# Start of LISTED ENTRIES

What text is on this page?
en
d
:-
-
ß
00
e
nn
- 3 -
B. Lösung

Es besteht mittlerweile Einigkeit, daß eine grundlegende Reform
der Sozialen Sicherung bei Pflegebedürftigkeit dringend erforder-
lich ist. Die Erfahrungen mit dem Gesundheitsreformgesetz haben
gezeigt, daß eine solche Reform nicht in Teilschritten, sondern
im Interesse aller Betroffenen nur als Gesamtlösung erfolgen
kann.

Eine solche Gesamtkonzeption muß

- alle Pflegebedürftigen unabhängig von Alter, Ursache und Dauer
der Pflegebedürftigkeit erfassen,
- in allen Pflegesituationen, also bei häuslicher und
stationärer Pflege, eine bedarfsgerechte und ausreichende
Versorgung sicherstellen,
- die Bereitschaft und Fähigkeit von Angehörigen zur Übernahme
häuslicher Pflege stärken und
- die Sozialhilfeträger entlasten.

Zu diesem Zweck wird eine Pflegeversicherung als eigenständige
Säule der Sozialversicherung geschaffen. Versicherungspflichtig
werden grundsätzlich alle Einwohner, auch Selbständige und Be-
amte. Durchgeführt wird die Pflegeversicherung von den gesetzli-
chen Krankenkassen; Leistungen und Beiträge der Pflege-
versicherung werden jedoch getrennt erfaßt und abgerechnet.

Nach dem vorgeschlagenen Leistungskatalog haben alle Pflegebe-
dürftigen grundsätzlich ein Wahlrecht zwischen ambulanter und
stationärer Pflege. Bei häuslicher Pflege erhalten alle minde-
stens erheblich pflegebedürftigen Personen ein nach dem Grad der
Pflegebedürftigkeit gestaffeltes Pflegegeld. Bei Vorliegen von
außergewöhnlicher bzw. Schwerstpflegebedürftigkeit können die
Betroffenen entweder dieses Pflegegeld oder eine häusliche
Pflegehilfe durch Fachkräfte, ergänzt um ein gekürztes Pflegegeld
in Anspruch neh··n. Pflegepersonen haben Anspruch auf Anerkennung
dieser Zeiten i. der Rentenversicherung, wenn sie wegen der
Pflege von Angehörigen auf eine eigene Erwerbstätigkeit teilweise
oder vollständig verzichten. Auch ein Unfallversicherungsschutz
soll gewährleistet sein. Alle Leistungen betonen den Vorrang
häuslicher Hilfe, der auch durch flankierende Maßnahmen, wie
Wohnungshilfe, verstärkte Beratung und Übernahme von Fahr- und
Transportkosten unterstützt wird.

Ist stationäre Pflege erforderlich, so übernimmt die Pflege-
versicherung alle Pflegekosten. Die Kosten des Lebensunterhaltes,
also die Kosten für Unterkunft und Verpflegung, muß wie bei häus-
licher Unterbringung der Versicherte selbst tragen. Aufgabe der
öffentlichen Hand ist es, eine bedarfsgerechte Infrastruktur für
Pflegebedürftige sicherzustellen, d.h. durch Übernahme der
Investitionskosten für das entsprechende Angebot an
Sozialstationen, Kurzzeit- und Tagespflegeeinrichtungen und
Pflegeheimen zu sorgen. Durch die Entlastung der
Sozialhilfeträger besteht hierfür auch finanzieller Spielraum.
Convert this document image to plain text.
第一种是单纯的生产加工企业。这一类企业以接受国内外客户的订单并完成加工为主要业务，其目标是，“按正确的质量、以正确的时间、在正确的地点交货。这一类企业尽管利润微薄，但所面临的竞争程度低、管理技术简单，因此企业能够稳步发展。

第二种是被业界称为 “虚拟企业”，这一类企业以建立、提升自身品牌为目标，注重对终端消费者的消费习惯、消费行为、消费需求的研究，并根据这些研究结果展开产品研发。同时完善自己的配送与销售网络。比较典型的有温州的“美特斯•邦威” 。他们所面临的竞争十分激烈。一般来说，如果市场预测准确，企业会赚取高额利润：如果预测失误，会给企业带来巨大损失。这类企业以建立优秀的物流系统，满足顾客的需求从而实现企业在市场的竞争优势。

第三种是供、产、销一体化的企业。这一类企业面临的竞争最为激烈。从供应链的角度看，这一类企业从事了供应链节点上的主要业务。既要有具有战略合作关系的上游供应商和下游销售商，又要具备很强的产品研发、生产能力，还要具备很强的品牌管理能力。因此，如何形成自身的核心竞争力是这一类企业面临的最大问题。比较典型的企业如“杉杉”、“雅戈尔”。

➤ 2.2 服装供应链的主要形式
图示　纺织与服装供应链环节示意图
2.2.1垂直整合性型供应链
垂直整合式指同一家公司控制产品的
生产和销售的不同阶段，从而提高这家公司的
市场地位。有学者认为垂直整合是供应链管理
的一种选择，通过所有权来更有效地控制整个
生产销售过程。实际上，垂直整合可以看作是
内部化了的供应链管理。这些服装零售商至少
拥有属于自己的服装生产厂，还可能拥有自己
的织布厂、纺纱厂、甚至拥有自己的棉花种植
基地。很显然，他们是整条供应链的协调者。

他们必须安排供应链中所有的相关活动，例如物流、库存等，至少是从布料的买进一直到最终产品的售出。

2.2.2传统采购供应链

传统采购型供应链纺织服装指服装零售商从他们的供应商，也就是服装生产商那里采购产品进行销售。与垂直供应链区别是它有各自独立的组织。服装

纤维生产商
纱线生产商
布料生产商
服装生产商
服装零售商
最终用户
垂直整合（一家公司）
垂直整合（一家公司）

# End of LISTED ENTRIES

* [PROMPT]:
Every line of the data above should be reproduced word for word.

* [OUTPUT FOR THIS TASK]:
What text is on this page?
en
d
:-
-
ß
00
e
nn
- 3 -
B. Lösung

Es besteht mittlerweile Einigkeit, daß eine grundlegende Reform
der Sozialen Sicherung bei Pflegebedürftigkeit dringend erforder-
lich ist. Die Erfahrungen mit dem Gesundheitsreformgesetz haben
gezeigt, daß eine solche Reform nicht in Teilschritten, sondern
im Interesse aller Betroffenen nur als Gesamtlösung erfolgen
kann.

Eine solche Gesamtkonzeption muß

- alle Pflegebedürftigen unabhängig von Alter, Ursache und Dauer
der Pflegebedürftigkeit erfassen,
- in allen Pflegesituationen, also bei häuslicher und
stationärer Pflege, eine bedarfsgerechte und ausreichende
Versorgung sicherstellen,
- die Bereitschaft und Fähigkeit von Angehörigen zur Übernahme
häuslicher Pflege stärken und
- die Sozialhilfeträger entlasten.

Zu diesem Zweck wird eine Pflegeversicherung als eigenständige
Säule der Sozialversicherung geschaffen. Versicherungspflichtig
werden grundsätzlich alle Einwohner, auch Selbständige und Be-
amte. Durchgeführt wird die Pflegeversicherung von den gesetzli-
chen Krankenkassen; Leistungen und Beiträge der Pflege-
versicherung werden jedoch getrennt erfaßt und abgerechnet.

Nach dem vorgeschlagenen Leistungskatalog haben alle Pflegebe-
dürftigen grundsätzlich ein Wahlrecht zwischen ambulanter und
stationärer Pflege. Bei häuslicher Pflege erhalten alle minde-
stens erheblich pflegebedürftigen Personen ein nach dem Grad der
Pflegebedürftigkeit gestaffeltes Pflegegeld. Bei Vorliegen von
außergewöhnlicher bzw. Schwerstpflegebedürftigkeit können die
Betroffenen entweder dieses Pflegegeld oder eine häusliche
Pflegehilfe durch Fachkräfte, ergänzt um ein gekürztes Pflegegeld
in Anspruch neh··n. Pflegepersonen haben Anspruch auf Anerkennung
dieser Zeiten i. der Rentenversicherung, wenn sie wegen der
Pflege von Angehörigen auf eine eigene Erwerbstätigkeit teilweise
oder vollständig verzichten. Auch ein Unfallversicherungsschutz
soll gewährleistet sein. Alle Leistungen betonen den Vorrang
häuslicher Hilfe, der auch durch flankierende Maßnahmen, wie
Wohnungshilfe, verstärkte Beratung und Übernahme von Fahr- und
Transportkosten unterstützt wird.

Ist stationäre Pflege erforderlich, so übernimmt die Pflege-
versicherung alle Pflegekosten. Die Kosten des Lebensunterhaltes,
also die Kosten für Unterkunft und Verpflegung, muß wie bei häus-
licher Unterbringung der Versicherte selbst tragen. Aufgabe der
öffentlichen Hand ist es, eine bedarfsgerechte Infrastruktur für
Pflegebedürftige sicherzustellen, d.h. durch Übernahme der
Investitionskosten für das entsprechende Angebot an
Sozialstationen, Kurzzeit- und Tagespflegeeinrichtungen und
Pflegeheimen zu sorgen. Durch die Entlastung der
Sozialhilfeträger besteht hierfür auch finanzieller Spielraum.
Convert this document image to plain text.
第一种是单纯的生产加工企业。这一类企业以接受国内外客户的订单并完成加工为主要业务，其目标是，“按正确的质量、以正确的时间、在正确的地点交货。这一类企业尽管利润微薄，但所面临的竞争程度低、管理技术简单，因此企业能够稳步发展。

第二种是被业界称为 “虚拟企业”，这一类企业以建立、提升自身品牌为目标，注重对终端消费者的消费习惯、消费行为、消费需求的研究，并根据这些研究结果展开产品研发。同时完善自己的配送与销售网络。比较典型的有温州的“美特斯•邦威” 。他们所面临的竞争十分激烈。一般来说，如果市场预测准确，企业会赚取高额利润：如果预测失误，会给企业带来巨大损失。这类企业以建立优秀的物流系统，满足顾客的需求从而实现企业在市场的竞争优势。

第三种是供、产、销一体化的企业。这一类企业面临的竞争最为激烈。从供应链的角度看，这一类企业从事了供应链节点上的主要业务。既要有具有战略合作关系的上游供应商和下游销售商，又要具备很强的产品研发、生产能力，还要具备很强的品牌管理能力。因此，如何形成自身的核心竞争力是这一类企业面临的最大问题。比较典型的企业如“杉杉”、“雅戈尔”。

➤ 2.2 服装供应链的主要形式
图示　纺织与服装供应链环节示意图
2.2.1垂直整合性型供应链
垂直整合式指同一家公司控制产品的
生产和销售的不同阶段，从而提高这家公司的
市场地位。有学者认为垂直整合是供应链管理
的一种选择，通过所有权来更有效地控制整个
生产销售过程。实际上，垂直整合可以看作是
内部化了的供应链管理。这些服装零售商至少
拥有属于自己的服装生产厂，还可能拥有自己
的织布厂、纺纱厂、甚至拥有自己的棉花种植
基地。很显然，他们是整条供应链的协调者。

他们必须安排供应链中所有的相关活动，例如物流、库存等，至少是从布料的买进一直到最终产品的售出。

2.2.2传统采购供应链

传统采购型供应链纺织服装指服装零售商从他们的供应商，也就是服装生产商那里采购产品进行销售。与垂直供应链区别是它有各自独立的组织。服装

纤维生产商
纱线生产商
布料生产商
服装生产商
服装零售商
最终用户
垂直整合（一家公司）
垂直整合（一家公司）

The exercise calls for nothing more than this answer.